#### Goal of the exercise
Look below for the line with "Give me the". Extract that line and each one after it through the last, word for word.

──────────────────────────────

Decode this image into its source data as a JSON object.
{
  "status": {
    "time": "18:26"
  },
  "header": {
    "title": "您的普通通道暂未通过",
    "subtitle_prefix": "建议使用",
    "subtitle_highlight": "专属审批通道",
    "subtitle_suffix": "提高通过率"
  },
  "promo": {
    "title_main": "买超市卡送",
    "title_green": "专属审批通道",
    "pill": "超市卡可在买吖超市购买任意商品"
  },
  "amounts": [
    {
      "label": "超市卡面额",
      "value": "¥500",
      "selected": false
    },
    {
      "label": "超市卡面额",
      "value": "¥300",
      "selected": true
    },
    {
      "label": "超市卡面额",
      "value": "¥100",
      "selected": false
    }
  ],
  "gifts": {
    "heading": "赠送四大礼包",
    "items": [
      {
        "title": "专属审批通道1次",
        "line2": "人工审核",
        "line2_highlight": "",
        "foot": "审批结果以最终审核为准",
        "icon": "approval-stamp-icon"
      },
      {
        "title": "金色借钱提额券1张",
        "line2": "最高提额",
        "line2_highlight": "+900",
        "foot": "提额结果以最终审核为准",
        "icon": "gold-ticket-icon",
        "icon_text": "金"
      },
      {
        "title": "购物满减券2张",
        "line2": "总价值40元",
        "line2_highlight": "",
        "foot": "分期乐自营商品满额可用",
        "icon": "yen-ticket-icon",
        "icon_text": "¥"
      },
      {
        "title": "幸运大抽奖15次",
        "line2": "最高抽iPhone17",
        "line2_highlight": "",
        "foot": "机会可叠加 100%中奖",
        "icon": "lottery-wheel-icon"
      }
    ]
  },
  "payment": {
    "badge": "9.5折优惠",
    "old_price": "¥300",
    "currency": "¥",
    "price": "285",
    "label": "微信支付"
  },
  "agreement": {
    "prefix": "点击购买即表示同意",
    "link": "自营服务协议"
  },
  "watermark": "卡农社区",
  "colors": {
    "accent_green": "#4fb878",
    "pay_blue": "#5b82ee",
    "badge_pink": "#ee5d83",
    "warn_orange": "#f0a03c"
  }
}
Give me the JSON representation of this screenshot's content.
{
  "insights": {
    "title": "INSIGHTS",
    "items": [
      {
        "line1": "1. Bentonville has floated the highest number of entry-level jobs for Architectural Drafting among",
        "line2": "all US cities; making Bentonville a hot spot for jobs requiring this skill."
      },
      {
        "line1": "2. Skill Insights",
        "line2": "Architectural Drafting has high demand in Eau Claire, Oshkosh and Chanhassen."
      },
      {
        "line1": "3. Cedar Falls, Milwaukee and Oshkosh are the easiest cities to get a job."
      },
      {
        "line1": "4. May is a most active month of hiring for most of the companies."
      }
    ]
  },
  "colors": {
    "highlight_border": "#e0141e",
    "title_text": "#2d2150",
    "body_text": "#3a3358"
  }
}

──────────────────────────────

#### Solution for this task
Give me the JSON representation of this screenshot's content.
{
  "insights": {
    "title": "INSIGHTS",
    "items": [
      {
        "line1": "1. Bentonville has floated the highest number of entry-level jobs for Architectural Drafting among",
        "line2": "all US cities; making Bentonville a hot spot for jobs requiring this skill."
      },
      {
        "line1": "2. Skill Insights",
        "line2": "Architectural Drafting has high demand in Eau Claire, Oshkosh and Chanhassen."
      },
      {
        "line1": "3. Cedar Falls, Milwaukee and Oshkosh are the easiest cities to get a job."
      },
      {
        "line1": "4. May is a most active month of hiring for most of the companies."
      }
    ]
  },
  "colors": {
    "highlight_border": "#e0141e",
    "title_text": "#2d2150",
    "body_text": "#3a3358"
  }
}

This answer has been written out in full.